Problem set:
A. In the database schema page, why is the JSON column for type-specific fields not named "metadata"?
B. Carry on the database schema page from its final line.

==== Text ====

Database Schema
Chantal uses SQLAlchemy ORM with support for PostgreSQL and SQLite.
Overview
The database stores:
Content item metadata (packages of any type)
Repository metadata/installer files
Repository state
Snapshots
Views (virtual repositories) and view snapshots
Sync history
All models are defined in src/chantal/db/models.py.
Design: Generic Content Items
Chantal does not have a type-specific Package model. Instead, all package
types (RPM, Helm, PyPI, APT/DEB, Alpine APK, etc.) are stored in a single generic
ContentItem model. Type-specific attributes are kept in a JSON column
(content_metadata) rather than as dedicated columns. This keeps the schema
stable when new content types are added: a new plugin only needs to agree on the
JSON layout for its content_type.
For RPM, attributes like epoch, release and arch live inside
content_metadata and are exposed through read-only @property accessors on the
model (including a derived nevra string).
Core Models
ContentItem
Generic, content-addressed model for all package types (table content_items).
class ContentItem(Base):
id: int # Primary key (auto-increment)
content_type: str # 'rpm', 'helm', 'pypi', 'apt', 'apk', ... (indexed)
name: str # Package name (e.g., "nginx"), indexed
version: str # Version, indexed
sha256: str # Content address - UNIQUE, indexed (NOT the PK)
size_bytes: int # File size in bytes
pool_path: str # Relative path in pool (e.g., "content/ab/cd/<sha>_file.rpm")
filename: str # Original filename
content_metadata: dict # JSON; type-specific fields (NOT called 'metadata'
# because that name is reserved by SQLAlchemy)
created_at: datetime
reference_count: int # For garbage collection
# Relationships (many-to-many)
repositories: list[Repository] # via repository_content_items
snapshots: list[Snapshot] # via snapshot_content_items
Key features:
Integer
idis the primary key;sha256is a separate unique indexed column.Deduplication is enforced by the unique
sha256constraint.Composite indexes:
(content_type, name)and(content_type, name, version).
RPM-specific properties (read JSON from content_metadata):
item.epoch # content_metadata["epoch"] (rpm only)
item.release # content_metadata["release"] (rpm only)
item.arch # content_metadata["arch"] (rpm/deb)
item.nevra # "name-epoch:version-release.arch" (rpm only)
Repository
Configured repositories from YAML (table repositories).
class Repository(Base):
id: int # Primary key (auto-increment)
repo_id: str # Stable config identifier - UNIQUE
name: str # Human-readable name
type: str # Repository type (rpm, apt, helm, apk)
feed: str # Upstream URL (Pulp terminology, NOT "feed_url")
enabled: bool
mode: RepositoryMode # Enum: mirror / filtered / hosted (default: filtered)
# Paths
latest_path: str | None
snapshots_path: str | None
# Timestamps
created_at: datetime
updated_at: datetime
# Sync state
last_sync_at: datetime | None
last_sync_status: str | None # success, failed, running
# Relationships
snapshots: list[Snapshot] # One-to-many
sync_history: list[SyncHistory] # One-to-many
content_items: list[ContentItem] # Many-to-many via repository_content_items
repository_files: list[RepositoryFile] # Many-to-many via repository_repository_files
RepositoryMode
class RepositoryMode(enum.StrEnum):
MIRROR = "mirror" # Full mirror, no filtering, metadata unchanged
FILTERED = "filtered" # Filtered packages with customized metadata (default)

==== Excerpted records ====

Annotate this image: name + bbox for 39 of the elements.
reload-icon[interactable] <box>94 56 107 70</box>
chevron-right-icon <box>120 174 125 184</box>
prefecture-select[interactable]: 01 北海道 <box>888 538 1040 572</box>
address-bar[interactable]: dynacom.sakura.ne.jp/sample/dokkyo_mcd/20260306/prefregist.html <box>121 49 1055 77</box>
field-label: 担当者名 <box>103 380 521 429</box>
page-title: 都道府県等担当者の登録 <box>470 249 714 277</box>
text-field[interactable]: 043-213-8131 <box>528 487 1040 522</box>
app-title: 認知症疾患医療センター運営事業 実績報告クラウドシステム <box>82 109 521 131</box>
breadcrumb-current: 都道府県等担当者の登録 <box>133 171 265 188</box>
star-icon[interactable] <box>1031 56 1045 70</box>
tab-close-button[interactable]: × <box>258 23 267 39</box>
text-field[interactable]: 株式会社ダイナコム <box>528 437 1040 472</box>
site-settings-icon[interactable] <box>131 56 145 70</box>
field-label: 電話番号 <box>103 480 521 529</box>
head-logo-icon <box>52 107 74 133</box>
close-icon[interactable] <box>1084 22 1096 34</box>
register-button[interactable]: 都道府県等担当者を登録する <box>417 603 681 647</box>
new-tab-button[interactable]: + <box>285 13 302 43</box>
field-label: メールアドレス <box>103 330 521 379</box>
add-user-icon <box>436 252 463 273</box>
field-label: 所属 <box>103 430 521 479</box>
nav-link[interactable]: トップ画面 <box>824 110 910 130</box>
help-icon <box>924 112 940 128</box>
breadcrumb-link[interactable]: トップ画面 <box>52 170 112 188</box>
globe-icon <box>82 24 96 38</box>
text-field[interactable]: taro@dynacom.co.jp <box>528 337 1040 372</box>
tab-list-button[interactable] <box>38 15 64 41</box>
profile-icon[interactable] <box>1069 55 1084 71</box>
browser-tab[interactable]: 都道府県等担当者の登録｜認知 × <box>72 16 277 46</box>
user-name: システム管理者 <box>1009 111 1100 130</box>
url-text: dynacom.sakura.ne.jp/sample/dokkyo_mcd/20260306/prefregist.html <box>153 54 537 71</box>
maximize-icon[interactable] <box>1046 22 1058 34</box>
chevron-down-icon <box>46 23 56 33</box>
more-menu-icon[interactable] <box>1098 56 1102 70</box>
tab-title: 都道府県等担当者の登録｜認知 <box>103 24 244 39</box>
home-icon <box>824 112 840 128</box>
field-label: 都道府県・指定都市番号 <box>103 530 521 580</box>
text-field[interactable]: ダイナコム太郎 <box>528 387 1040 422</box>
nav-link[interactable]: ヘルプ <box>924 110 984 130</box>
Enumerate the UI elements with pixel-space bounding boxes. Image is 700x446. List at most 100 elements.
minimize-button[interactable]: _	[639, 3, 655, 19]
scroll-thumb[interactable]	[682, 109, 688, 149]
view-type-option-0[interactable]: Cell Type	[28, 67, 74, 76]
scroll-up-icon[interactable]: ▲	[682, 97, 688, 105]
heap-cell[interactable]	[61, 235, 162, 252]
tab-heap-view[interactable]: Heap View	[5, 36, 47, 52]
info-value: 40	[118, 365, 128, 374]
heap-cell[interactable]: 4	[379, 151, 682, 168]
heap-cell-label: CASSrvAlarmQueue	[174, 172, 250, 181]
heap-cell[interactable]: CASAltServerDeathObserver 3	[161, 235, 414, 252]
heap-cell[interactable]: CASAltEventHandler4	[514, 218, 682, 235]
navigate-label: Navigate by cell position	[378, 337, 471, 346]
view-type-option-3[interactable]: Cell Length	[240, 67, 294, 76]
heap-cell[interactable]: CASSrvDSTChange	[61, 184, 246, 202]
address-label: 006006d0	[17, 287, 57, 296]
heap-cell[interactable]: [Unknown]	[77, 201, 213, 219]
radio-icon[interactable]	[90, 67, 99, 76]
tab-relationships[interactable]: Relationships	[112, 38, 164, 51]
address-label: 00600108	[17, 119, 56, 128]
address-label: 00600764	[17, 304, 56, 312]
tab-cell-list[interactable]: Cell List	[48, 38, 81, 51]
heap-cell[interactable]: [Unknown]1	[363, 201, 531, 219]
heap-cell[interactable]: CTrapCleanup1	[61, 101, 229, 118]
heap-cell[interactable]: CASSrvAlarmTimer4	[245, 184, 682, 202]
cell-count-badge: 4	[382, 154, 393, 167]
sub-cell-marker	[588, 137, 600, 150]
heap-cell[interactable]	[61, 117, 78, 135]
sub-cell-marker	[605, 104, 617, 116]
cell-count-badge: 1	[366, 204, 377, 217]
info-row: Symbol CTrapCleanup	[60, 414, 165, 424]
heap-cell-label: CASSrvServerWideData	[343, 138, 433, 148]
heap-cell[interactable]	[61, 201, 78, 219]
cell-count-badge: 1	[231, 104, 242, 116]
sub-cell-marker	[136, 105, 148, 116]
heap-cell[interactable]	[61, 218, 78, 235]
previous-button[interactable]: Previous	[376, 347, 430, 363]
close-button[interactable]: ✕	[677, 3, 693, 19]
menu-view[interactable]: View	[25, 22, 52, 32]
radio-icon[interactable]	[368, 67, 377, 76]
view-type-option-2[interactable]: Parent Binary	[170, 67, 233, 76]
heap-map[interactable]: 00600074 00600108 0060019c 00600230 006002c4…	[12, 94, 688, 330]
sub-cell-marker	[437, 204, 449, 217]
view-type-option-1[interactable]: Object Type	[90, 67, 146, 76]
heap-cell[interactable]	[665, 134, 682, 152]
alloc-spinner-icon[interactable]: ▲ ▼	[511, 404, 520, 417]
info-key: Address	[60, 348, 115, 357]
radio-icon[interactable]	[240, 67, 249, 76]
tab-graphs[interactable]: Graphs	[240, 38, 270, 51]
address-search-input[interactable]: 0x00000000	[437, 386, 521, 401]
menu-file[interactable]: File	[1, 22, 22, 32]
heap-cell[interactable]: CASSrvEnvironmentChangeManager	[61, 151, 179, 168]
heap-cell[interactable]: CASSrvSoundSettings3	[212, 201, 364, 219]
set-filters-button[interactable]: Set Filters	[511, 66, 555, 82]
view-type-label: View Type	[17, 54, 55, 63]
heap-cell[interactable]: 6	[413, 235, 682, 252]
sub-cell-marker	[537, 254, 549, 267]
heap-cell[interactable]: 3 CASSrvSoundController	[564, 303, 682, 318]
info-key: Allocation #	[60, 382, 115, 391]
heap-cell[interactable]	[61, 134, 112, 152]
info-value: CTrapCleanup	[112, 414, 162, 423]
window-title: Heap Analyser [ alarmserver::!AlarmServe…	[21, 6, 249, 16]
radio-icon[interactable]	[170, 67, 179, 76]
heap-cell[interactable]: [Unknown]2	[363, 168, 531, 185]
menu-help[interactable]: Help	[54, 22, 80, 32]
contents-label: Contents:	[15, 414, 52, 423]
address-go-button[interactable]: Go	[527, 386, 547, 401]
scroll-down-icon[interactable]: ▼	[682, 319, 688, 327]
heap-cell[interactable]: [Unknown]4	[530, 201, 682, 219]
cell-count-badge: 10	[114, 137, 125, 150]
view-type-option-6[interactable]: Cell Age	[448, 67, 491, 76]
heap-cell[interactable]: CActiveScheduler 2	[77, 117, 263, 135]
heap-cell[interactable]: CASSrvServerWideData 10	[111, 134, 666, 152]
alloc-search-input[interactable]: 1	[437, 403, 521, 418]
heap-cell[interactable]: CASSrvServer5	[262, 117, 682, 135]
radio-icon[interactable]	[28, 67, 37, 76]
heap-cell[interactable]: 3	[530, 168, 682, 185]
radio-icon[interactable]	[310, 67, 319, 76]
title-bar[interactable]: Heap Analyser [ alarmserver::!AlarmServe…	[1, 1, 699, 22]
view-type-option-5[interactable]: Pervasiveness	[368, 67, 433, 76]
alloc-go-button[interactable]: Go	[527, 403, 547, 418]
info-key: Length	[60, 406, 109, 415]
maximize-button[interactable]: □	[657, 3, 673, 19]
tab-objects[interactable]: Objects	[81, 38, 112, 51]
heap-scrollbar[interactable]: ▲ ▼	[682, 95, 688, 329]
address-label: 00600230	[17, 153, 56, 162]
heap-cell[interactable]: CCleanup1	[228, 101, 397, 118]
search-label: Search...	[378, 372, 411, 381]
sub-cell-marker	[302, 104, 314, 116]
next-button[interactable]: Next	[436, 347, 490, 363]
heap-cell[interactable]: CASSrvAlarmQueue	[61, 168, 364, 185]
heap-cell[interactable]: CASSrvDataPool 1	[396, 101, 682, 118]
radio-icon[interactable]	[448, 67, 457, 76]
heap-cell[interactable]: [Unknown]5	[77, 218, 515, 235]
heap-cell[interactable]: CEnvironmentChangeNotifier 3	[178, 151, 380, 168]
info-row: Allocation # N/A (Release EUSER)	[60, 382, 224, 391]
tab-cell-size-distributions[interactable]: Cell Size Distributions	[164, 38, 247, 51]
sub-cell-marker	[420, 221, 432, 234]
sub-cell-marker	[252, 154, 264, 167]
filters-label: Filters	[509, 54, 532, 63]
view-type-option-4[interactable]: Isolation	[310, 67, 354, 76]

====

Responses for each task:
A. That name is reserved by SQLAlchemy.

B.
HOSTED = "hosted" # Self-hosted / uploaded packages (no upstream sync)
The mode column was added in the head migration e190d159daac.
ContentItem vs. RepositoryFile
A repository is more than just its packages. Metadata files (updateinfo.xml,
filelists.xml, comps.xml, modules.yaml), signatures, and installer/kickstart
artifacts (vmlinuz, initrd.img, .treeinfo) are stored separately in the
RepositoryFile model. Both ContentItem and RepositoryFile use
content-addressed pool storage, but they live in different pool subdirectories
(pool/content/ vs. pool/files/).
RepositoryFile
Non-package repository files: metadata, signatures, installer/kickstart artifacts
(table repository_files). Added in migration 4ae7cc6b7243.
class RepositoryFile(Base):
id: int # Primary key (auto-increment)
file_category: str # "metadata", "signature", "kickstart", "debian-installer" (indexed)
file_type: str # "updateinfo", "filelists", "comps", "modules",
# "vmlinuz", "initrd", ".treeinfo", ... (indexed)
sha256: str # Content address (indexed, not unique)
pool_path: str # e.g. "files/ab/cd/<sha>_updateinfo.xml.gz"
size_bytes: int
original_path: str # Exact upstream path to preserve when publishing
# e.g. "repodata/<hash>-updateinfo.xml.gz", ".treeinfo"
file_metadata: dict | None # JSON; type-specific info (reserved-name workaround)
created_at: datetime
updated_at: datetime
# Relationships (many-to-many, like ContentItem)
repositories: list[Repository] # via repository_repository_files
snapshots: list[Snapshot] # via snapshot_repository_files
Snapshot
Immutable point-in-time repository state (table snapshots).
class Snapshot(Base):
id: int # Primary key (auto-increment)
repository_id: int # Foreign key to Repository.id
name: str # Snapshot name (e.g., "2025-01")
description: str | None
created_at: datetime
is_published: bool
published_path: str | None
# Cached statistics
package_count: int
total_size_bytes: int
# Relationships
repository: Repository
content_items: list[ContentItem] # Many-to-many via snapshot_content_items
repository_files: list[RepositoryFile] # Many-to-many via snapshot_repository_files
Unique constraint: (repository_id, name) (uq_snapshot_name).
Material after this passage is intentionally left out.